TASK INPUTS

---------------

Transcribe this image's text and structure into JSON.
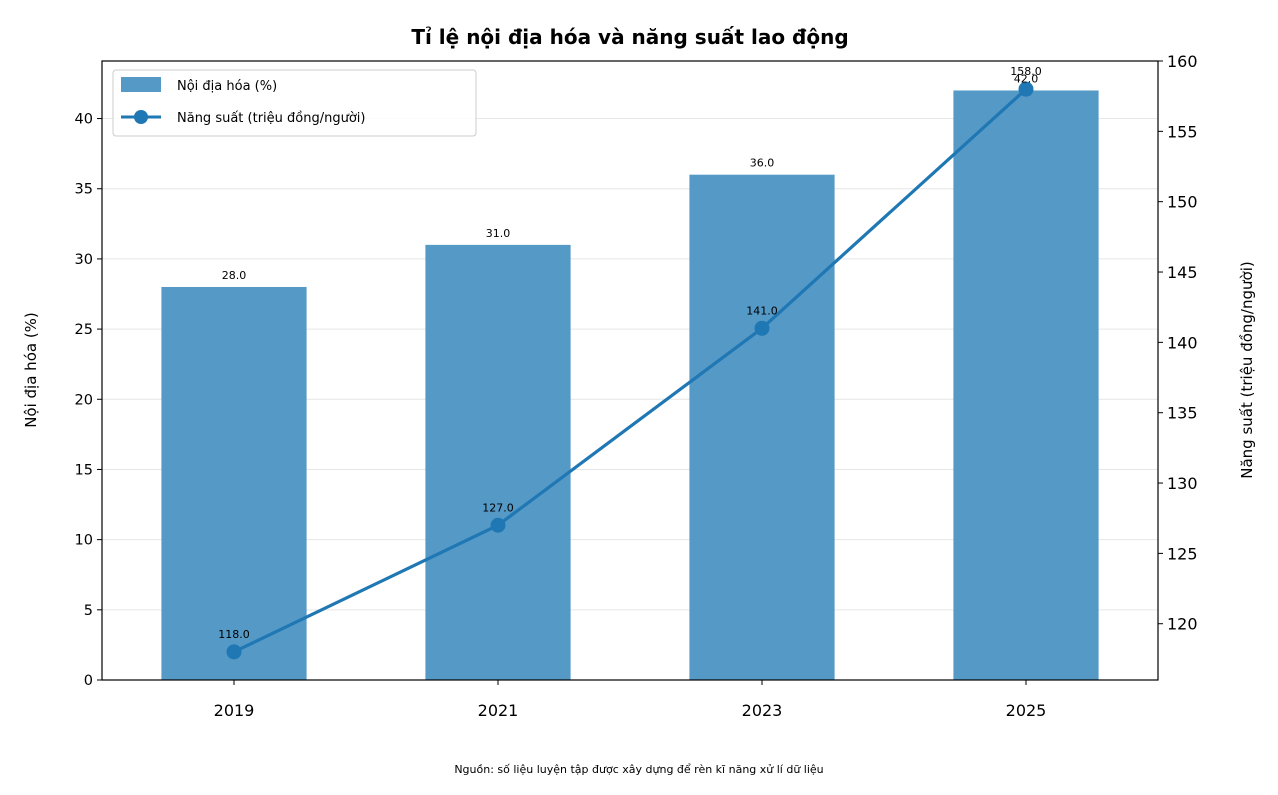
{
  "chart_data": {
    "type": "bar",
    "title": "Tỉ lệ nội địa hóa và năng suất lao động",
    "categories": [
      "2019",
      "2021",
      "2023",
      "2025"
    ],
    "series": [
      {
        "name": "Nội địa hóa (%)",
        "type": "bar",
        "axis": "left",
        "values": [
          28.0,
          31.0,
          36.0,
          42.0
        ],
        "color": "#5599c7"
      },
      {
        "name": "Năng suất (triệu đồng/người)",
        "type": "line",
        "axis": "right",
        "values": [
          118.0,
          127.0,
          141.0,
          158.0
        ],
        "color": "#1f77b4"
      }
    ],
    "ylabel": "Nội địa hóa (%)",
    "y2label": "Năng suất (triệu đồng/người)",
    "ylim": [
      0,
      44.1
    ],
    "y2lim": [
      116.0,
      160.0
    ],
    "yticks": [
      "0",
      "5",
      "10",
      "15",
      "20",
      "25",
      "30",
      "35",
      "40"
    ],
    "y2ticks": [
      "120",
      "125",
      "130",
      "135",
      "140",
      "145",
      "150",
      "155",
      "160"
    ],
    "data_labels_bar": [
      "28.0",
      "31.0",
      "36.0",
      "42.0"
    ],
    "data_labels_line": [
      "118.0",
      "127.0",
      "141.0",
      "158.0"
    ],
    "grid": "horizontal",
    "legend_position": "top-left",
    "source_note": "Nguồn: số liệu luyện tập được xây dựng để rèn kĩ năng xử lí dữ liệu"
  }
}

---------------

INSTRUCTIONS TO FOLLOW
Quote the listing above in full, except for the pictures.

FULL ANSWER
Transcribe this image's text and structure into JSON.
{
  "chart_data": {
    "type": "bar",
    "title": "Tỉ lệ nội địa hóa và năng suất lao động",
    "categories": [
      "2019",
      "2021",
      "2023",
      "2025"
    ],
    "series": [
      {
        "name": "Nội địa hóa (%)",
        "type": "bar",
        "axis": "left",
        "values": [
          28.0,
          31.0,
          36.0,
          42.0
        ],
        "color": "#5599c7"
      },
      {
        "name": "Năng suất (triệu đồng/người)",
        "type": "line",
        "axis": "right",
        "values": [
          118.0,
          127.0,
          141.0,
          158.0
        ],
        "color": "#1f77b4"
      }
    ],
    "ylabel": "Nội địa hóa (%)",
    "y2label": "Năng suất (triệu đồng/người)",
    "ylim": [
      0,
      44.1
    ],
    "y2lim": [
      116.0,
      160.0
    ],
    "yticks": [
      "0",
      "5",
      "10",
      "15",
      "20",
      "25",
      "30",
      "35",
      "40"
    ],
    "y2ticks": [
      "120",
      "125",
      "130",
      "135",
      "140",
      "145",
      "150",
      "155",
      "160"
    ],
    "data_labels_bar": [
      "28.0",
      "31.0",
      "36.0",
      "42.0"
    ],
    "data_labels_line": [
      "118.0",
      "127.0",
      "141.0",
      "158.0"
    ],
    "grid": "horizontal",
    "legend_position": "top-left",
    "source_note": "Nguồn: số liệu luyện tập được xây dựng để rèn kĩ năng xử lí dữ liệu"
  }
}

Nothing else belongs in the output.